▶ [Request]
Everything in the listing except the pictures should be written out exactly.

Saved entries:
╭──

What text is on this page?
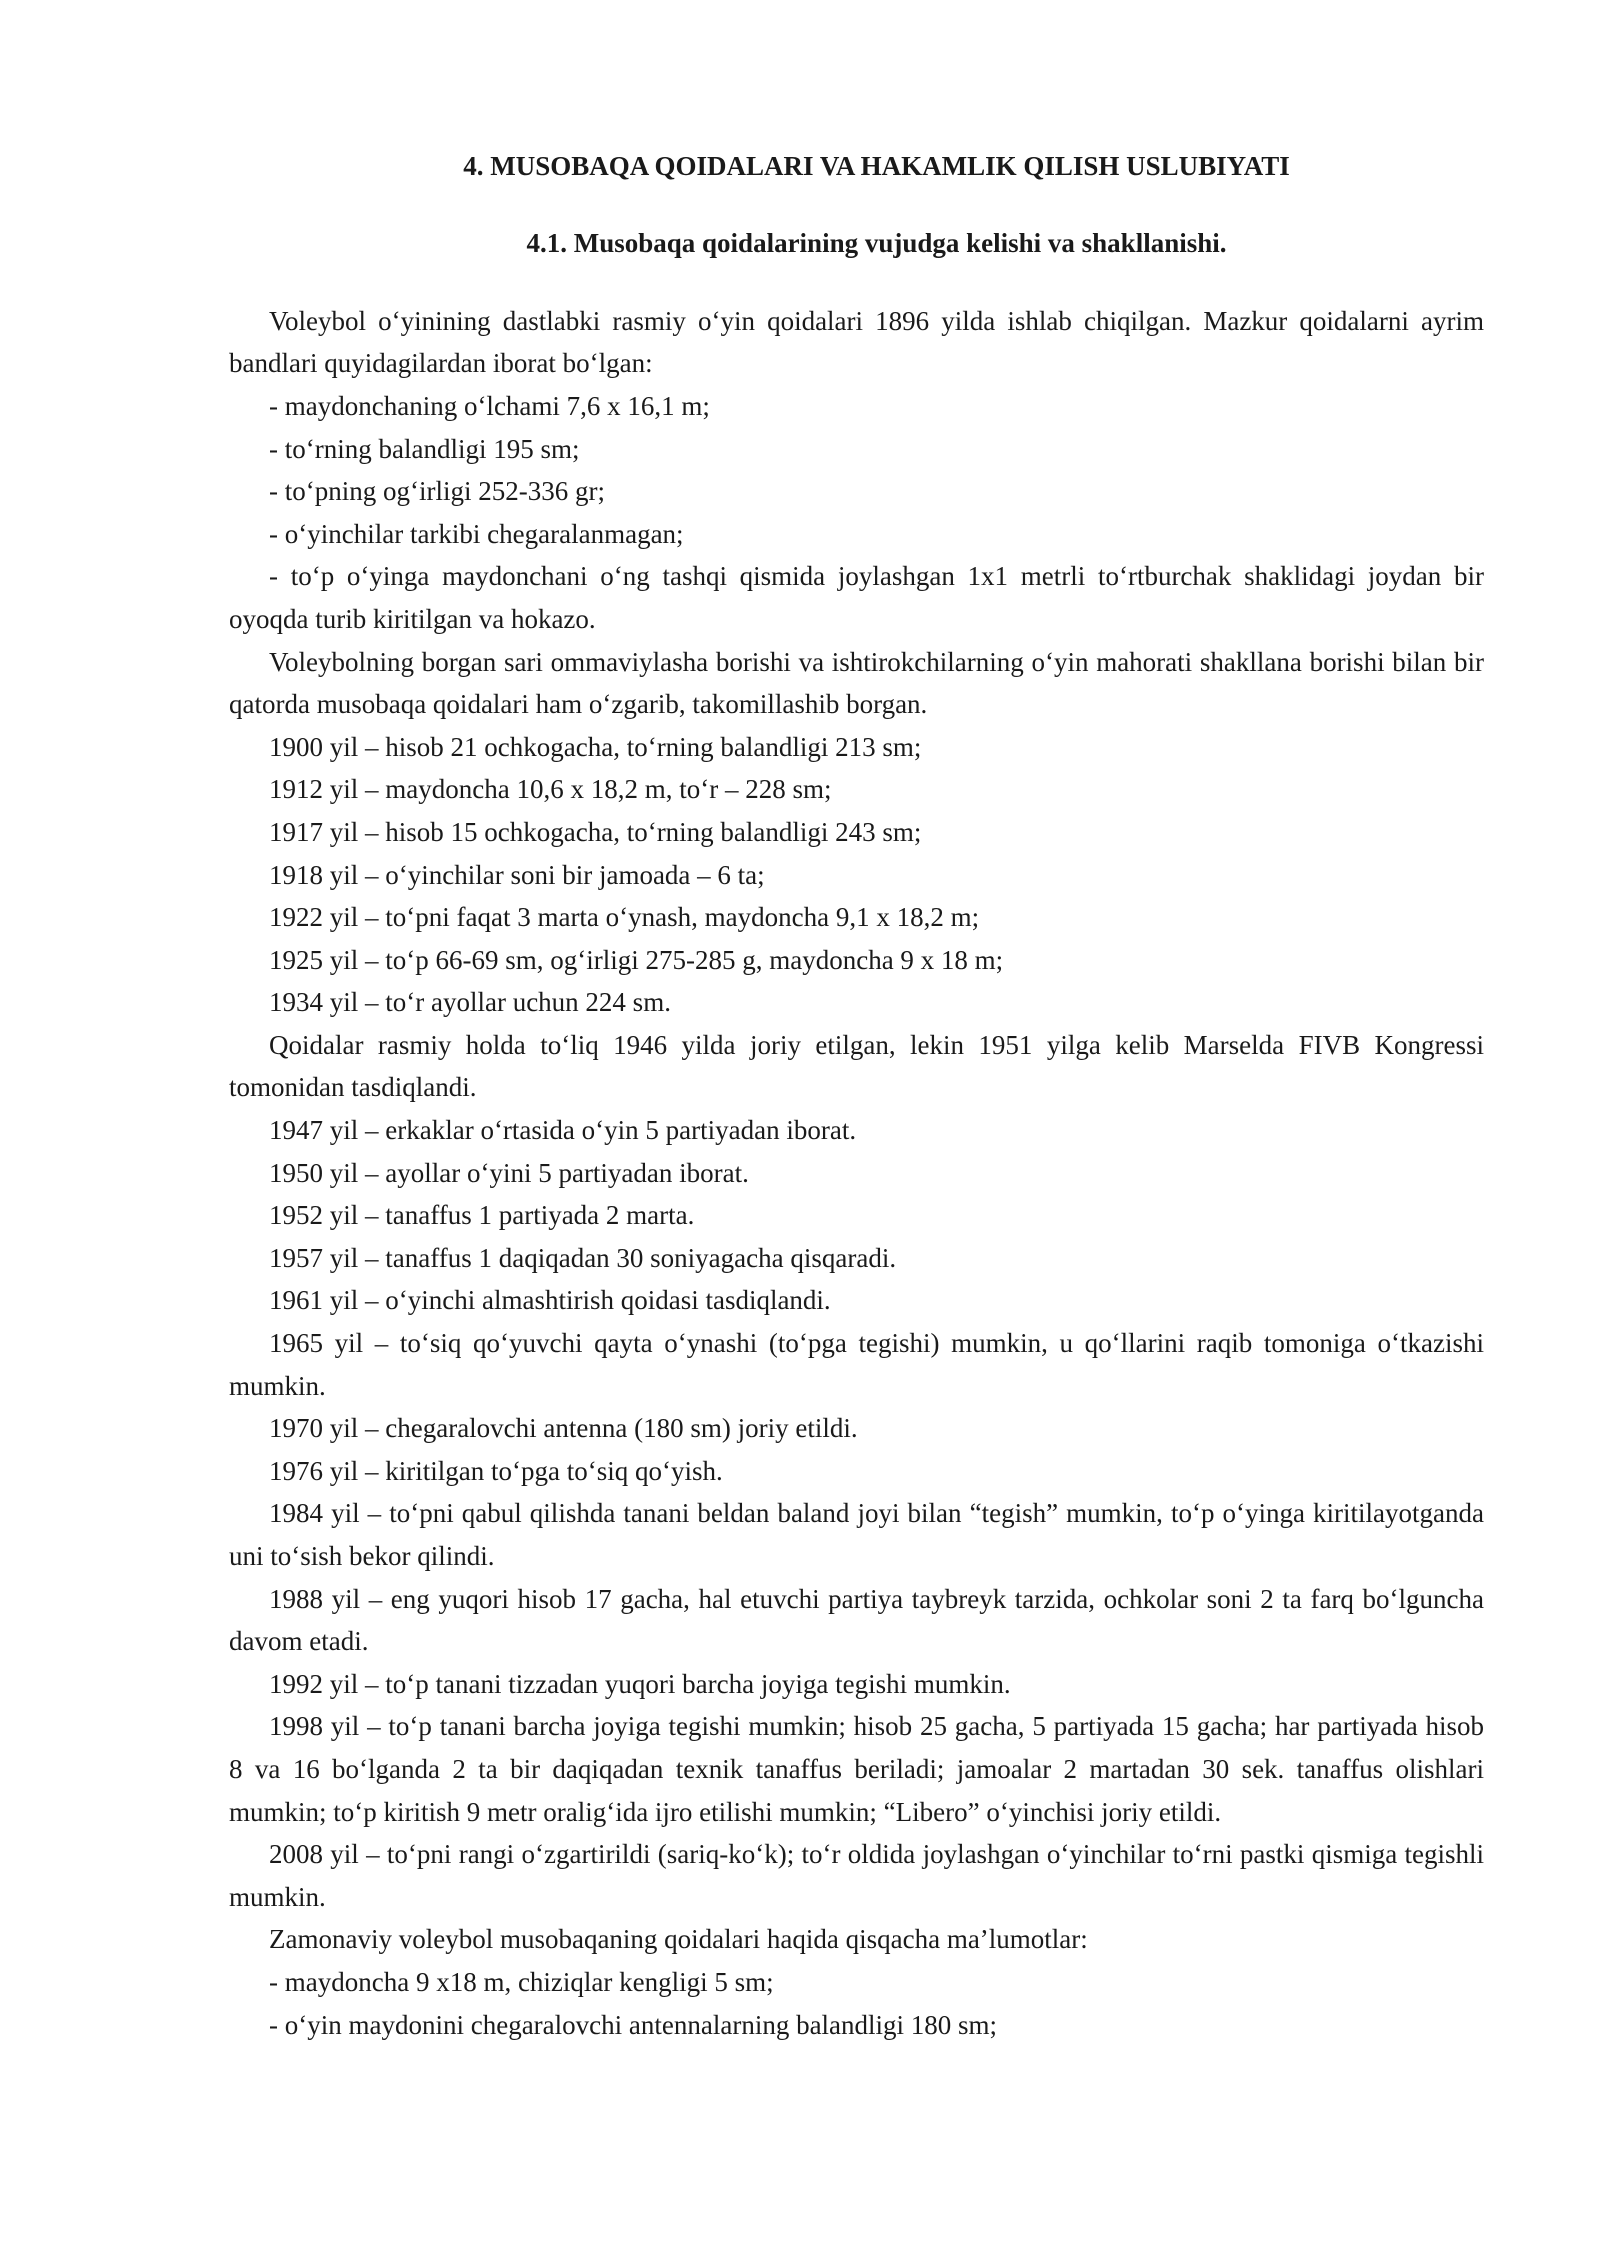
4. MUSOBAQA QOIDALARI VA HAKAMLIK QILISH USLUBIYATI
4.1. Musobaqa qoidalarining vujudga kelishi va shakllanishi.

Voleybol o‘yinining dastlabki rasmiy o‘yin qoidalari 1896 yilda ishlab chiqilgan. Mazkur qoidalarni ayrim bandlari quyidagilardan iborat bo‘lgan:

- maydonchaning o‘lchami 7,6 x 16,1 m;

- to‘rning balandligi 195 sm;

- to‘pning og‘irligi 252-336 gr;

- o‘yinchilar tarkibi chegaralanmagan;

- to‘p o‘yinga maydonchani o‘ng tashqi qismida joylashgan 1x1 metrli to‘rtburchak shaklidagi joydan bir oyoqda turib kiritilgan va hokazo.

Voleybolning borgan sari ommaviylasha borishi va ishtirokchilarning o‘yin mahorati shakllana borishi bilan bir qatorda musobaqa qoidalari ham o‘zgarib, takomillashib borgan.

1900 yil – hisob 21 ochkogacha, to‘rning balandligi 213 sm;

1912 yil – maydoncha 10,6 x 18,2 m, to‘r – 228 sm;

1917 yil – hisob 15 ochkogacha, to‘rning balandligi 243 sm;

1918 yil – o‘yinchilar soni bir jamoada – 6 ta;

1922 yil – to‘pni faqat 3 marta o‘ynash, maydoncha 9,1 x 18,2 m;

1925 yil – to‘p 66-69 sm, og‘irligi 275-285 g, maydoncha 9 x 18 m;

1934 yil – to‘r ayollar uchun 224 sm.

Qoidalar rasmiy holda to‘liq 1946 yilda joriy etilgan, lekin 1951 yilga kelib Marselda FIVB Kongressi tomonidan tasdiqlandi.

1947 yil – erkaklar o‘rtasida o‘yin 5 partiyadan iborat.

1950 yil – ayollar o‘yini 5 partiyadan iborat.

1952 yil – tanaffus 1 partiyada 2 marta.

1957 yil – tanaffus 1 daqiqadan 30 soniyagacha qisqaradi.

1961 yil – o‘yinchi almashtirish qoidasi tasdiqlandi.

1965 yil – to‘siq qo‘yuvchi qayta o‘ynashi (to‘pga tegishi) mumkin, u qo‘llarini raqib tomoniga o‘tkazishi mumkin.

1970 yil – chegaralovchi antenna (180 sm) joriy etildi.

1976 yil – kiritilgan to‘pga to‘siq qo‘yish.

1984 yil – to‘pni qabul qilishda tanani beldan baland joyi bilan “tegish” mumkin, to‘p o‘yinga kiritilayotganda uni to‘sish bekor qilindi.

1988 yil – eng yuqori hisob 17 gacha, hal etuvchi partiya taybreyk tarzida, ochkolar soni 2 ta farq bo‘lguncha davom etadi.

1992 yil – to‘p tanani tizzadan yuqori barcha joyiga tegishi mumkin.

1998 yil – to‘p tanani barcha joyiga tegishi mumkin; hisob 25 gacha, 5 partiyada 15 gacha; har partiyada hisob 8 va 16 bo‘lganda 2 ta bir daqiqadan texnik tanaffus beriladi; jamoalar 2 martadan 30 sek. tanaffus olishlari mumkin; to‘p kiritish 9 metr oralig‘ida ijro etilishi mumkin; “Libero” o‘yinchisi joriy etildi.

2008 yil – to‘pni rangi o‘zgartirildi (sariq-ko‘k); to‘r oldida joylashgan o‘yinchilar to‘rni pastki qismiga tegishli mumkin.

Zamonaviy voleybol musobaqaning qoidalari haqida qisqacha ma’lumotlar:

- maydoncha 9 x18 m, chiziqlar kengligi 5 sm;

- o‘yin maydonini chegaralovchi antennalarning balandligi 180 sm;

╰──

▶ [Task output]
What text is on this page?
4. MUSOBAQA QOIDALARI VA HAKAMLIK QILISH USLUBIYATI
4.1. Musobaqa qoidalarining vujudga kelishi va shakllanishi.

Voleybol o‘yinining dastlabki rasmiy o‘yin qoidalari 1896 yilda ishlab chiqilgan. Mazkur qoidalarni ayrim bandlari quyidagilardan iborat bo‘lgan:

- maydonchaning o‘lchami 7,6 x 16,1 m;

- to‘rning balandligi 195 sm;

- to‘pning og‘irligi 252-336 gr;

- o‘yinchilar tarkibi chegaralanmagan;

- to‘p o‘yinga maydonchani o‘ng tashqi qismida joylashgan 1x1 metrli to‘rtburchak shaklidagi joydan bir oyoqda turib kiritilgan va hokazo.

Voleybolning borgan sari ommaviylasha borishi va ishtirokchilarning o‘yin mahorati shakllana borishi bilan bir qatorda musobaqa qoidalari ham o‘zgarib, takomillashib borgan.

1900 yil – hisob 21 ochkogacha, to‘rning balandligi 213 sm;

1912 yil – maydoncha 10,6 x 18,2 m, to‘r – 228 sm;

1917 yil – hisob 15 ochkogacha, to‘rning balandligi 243 sm;

1918 yil – o‘yinchilar soni bir jamoada – 6 ta;

1922 yil – to‘pni faqat 3 marta o‘ynash, maydoncha 9,1 x 18,2 m;

1925 yil – to‘p 66-69 sm, og‘irligi 275-285 g, maydoncha 9 x 18 m;

1934 yil – to‘r ayollar uchun 224 sm.

Qoidalar rasmiy holda to‘liq 1946 yilda joriy etilgan, lekin 1951 yilga kelib Marselda FIVB Kongressi tomonidan tasdiqlandi.

1947 yil – erkaklar o‘rtasida o‘yin 5 partiyadan iborat.

1950 yil – ayollar o‘yini 5 partiyadan iborat.

1952 yil – tanaffus 1 partiyada 2 marta.

1957 yil – tanaffus 1 daqiqadan 30 soniyagacha qisqaradi.

1961 yil – o‘yinchi almashtirish qoidasi tasdiqlandi.

1965 yil – to‘siq qo‘yuvchi qayta o‘ynashi (to‘pga tegishi) mumkin, u qo‘llarini raqib tomoniga o‘tkazishi mumkin.

1970 yil – chegaralovchi antenna (180 sm) joriy etildi.

1976 yil – kiritilgan to‘pga to‘siq qo‘yish.

1984 yil – to‘pni qabul qilishda tanani beldan baland joyi bilan “tegish” mumkin, to‘p o‘yinga kiritilayotganda uni to‘sish bekor qilindi.

1988 yil – eng yuqori hisob 17 gacha, hal etuvchi partiya taybreyk tarzida, ochkolar soni 2 ta farq bo‘lguncha davom etadi.

1992 yil – to‘p tanani tizzadan yuqori barcha joyiga tegishi mumkin.

1998 yil – to‘p tanani barcha joyiga tegishi mumkin; hisob 25 gacha, 5 partiyada 15 gacha; har partiyada hisob 8 va 16 bo‘lganda 2 ta bir daqiqadan texnik tanaffus beriladi; jamoalar 2 martadan 30 sek. tanaffus olishlari mumkin; to‘p kiritish 9 metr oralig‘ida ijro etilishi mumkin; “Libero” o‘yinchisi joriy etildi.

2008 yil – to‘pni rangi o‘zgartirildi (sariq-ko‘k); to‘r oldida joylashgan o‘yinchilar to‘rni pastki qismiga tegishli mumkin.

Zamonaviy voleybol musobaqaning qoidalari haqida qisqacha ma’lumotlar:

- maydoncha 9 x18 m, chiziqlar kengligi 5 sm;

- o‘yin maydonini chegaralovchi antennalarning balandligi 180 sm;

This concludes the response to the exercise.